<<<<

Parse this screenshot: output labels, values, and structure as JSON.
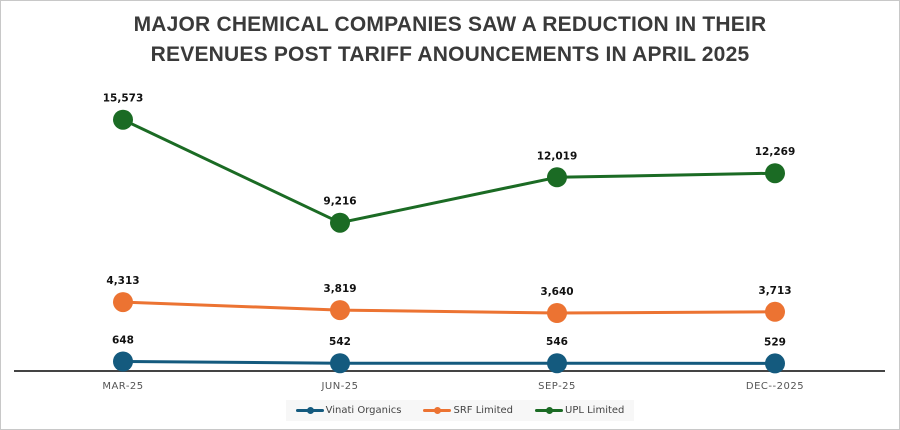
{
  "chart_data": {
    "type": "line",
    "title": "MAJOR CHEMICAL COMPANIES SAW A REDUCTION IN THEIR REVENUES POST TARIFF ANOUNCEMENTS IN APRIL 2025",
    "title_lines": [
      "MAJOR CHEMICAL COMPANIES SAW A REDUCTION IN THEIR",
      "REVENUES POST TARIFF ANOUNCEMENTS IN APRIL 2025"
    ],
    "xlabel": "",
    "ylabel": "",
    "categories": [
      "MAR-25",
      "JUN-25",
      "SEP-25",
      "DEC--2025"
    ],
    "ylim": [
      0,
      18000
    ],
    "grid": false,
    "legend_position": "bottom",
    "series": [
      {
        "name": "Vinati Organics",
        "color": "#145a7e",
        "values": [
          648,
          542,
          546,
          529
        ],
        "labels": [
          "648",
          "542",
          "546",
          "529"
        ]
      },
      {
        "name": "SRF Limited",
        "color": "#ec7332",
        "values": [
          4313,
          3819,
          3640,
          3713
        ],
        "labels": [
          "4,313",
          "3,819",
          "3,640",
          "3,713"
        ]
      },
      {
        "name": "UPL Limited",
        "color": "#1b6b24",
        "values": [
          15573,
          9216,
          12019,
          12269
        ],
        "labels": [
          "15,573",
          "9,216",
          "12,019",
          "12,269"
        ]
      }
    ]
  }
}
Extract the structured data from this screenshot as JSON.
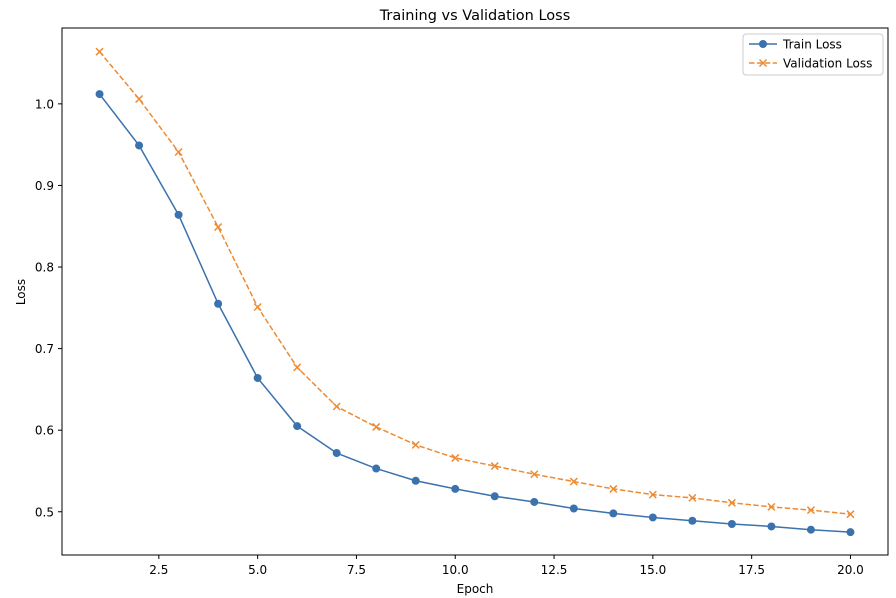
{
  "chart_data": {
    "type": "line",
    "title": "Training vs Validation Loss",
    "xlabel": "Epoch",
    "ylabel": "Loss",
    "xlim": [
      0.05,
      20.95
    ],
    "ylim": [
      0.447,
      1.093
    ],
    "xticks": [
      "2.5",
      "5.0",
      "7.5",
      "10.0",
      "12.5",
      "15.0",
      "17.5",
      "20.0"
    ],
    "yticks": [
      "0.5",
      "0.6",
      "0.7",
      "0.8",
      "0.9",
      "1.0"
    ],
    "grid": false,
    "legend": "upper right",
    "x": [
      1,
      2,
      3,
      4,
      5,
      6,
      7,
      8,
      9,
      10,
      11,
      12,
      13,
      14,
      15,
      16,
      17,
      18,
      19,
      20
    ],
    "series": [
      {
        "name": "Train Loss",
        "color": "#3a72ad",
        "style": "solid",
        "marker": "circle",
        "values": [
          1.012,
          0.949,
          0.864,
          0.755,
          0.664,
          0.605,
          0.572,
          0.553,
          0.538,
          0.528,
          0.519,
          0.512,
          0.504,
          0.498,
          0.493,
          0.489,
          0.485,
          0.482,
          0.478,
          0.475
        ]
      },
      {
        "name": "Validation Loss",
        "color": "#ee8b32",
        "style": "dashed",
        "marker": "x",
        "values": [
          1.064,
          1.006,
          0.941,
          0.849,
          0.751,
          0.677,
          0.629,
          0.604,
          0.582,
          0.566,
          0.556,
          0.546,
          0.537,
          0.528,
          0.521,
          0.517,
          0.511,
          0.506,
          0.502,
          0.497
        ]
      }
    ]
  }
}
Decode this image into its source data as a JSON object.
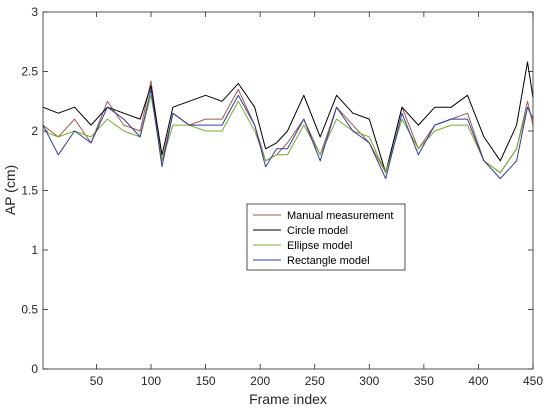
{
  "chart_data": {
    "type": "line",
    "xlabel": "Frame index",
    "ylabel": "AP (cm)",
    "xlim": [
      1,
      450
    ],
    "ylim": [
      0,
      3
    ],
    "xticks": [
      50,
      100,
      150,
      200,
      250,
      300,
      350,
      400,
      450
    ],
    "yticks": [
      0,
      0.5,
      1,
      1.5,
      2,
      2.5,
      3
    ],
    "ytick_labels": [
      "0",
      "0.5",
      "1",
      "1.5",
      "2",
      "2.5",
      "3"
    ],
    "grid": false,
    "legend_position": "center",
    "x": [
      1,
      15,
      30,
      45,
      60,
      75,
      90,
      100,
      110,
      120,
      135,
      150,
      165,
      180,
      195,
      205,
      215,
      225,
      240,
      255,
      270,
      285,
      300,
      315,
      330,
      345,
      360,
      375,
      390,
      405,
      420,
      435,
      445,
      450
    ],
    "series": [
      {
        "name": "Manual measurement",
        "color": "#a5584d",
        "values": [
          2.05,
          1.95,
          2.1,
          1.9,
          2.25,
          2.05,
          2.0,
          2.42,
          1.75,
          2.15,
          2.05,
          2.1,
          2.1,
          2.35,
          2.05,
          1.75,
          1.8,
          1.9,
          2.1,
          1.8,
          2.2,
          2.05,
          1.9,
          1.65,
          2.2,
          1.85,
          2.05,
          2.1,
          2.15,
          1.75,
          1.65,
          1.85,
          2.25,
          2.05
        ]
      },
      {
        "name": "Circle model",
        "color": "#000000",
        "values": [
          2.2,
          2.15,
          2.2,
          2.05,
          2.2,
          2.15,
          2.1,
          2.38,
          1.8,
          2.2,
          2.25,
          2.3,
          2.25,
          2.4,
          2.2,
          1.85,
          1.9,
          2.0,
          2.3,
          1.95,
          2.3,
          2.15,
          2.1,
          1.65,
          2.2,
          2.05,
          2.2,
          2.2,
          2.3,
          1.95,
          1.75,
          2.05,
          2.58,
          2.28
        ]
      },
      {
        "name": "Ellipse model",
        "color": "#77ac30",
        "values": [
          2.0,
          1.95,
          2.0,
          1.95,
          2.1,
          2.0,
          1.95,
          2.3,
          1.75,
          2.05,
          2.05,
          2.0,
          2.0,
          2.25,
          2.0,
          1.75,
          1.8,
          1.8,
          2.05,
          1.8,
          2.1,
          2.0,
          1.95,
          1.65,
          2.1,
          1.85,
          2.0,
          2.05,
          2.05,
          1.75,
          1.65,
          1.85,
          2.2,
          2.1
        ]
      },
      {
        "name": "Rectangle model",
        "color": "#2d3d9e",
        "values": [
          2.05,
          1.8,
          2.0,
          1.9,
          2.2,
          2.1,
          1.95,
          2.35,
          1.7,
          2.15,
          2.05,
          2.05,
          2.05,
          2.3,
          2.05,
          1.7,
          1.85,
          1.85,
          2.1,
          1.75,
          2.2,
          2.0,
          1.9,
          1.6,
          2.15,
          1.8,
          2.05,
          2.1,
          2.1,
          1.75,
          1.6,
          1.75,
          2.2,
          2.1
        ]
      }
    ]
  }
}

>>>>

### Exercise goal
Where a line in the entries holds the word "ANOUNCEMENTS", copy that line.

### Task output
    "title": "MAJOR CHEMICAL COMPANIES SAW A REDUCTION IN THEIR REVENUES POST TARIFF ANOUNCEMENTS IN APRIL 2025",
      "REVENUES POST TARIFF ANOUNCEMENTS IN APRIL 2025"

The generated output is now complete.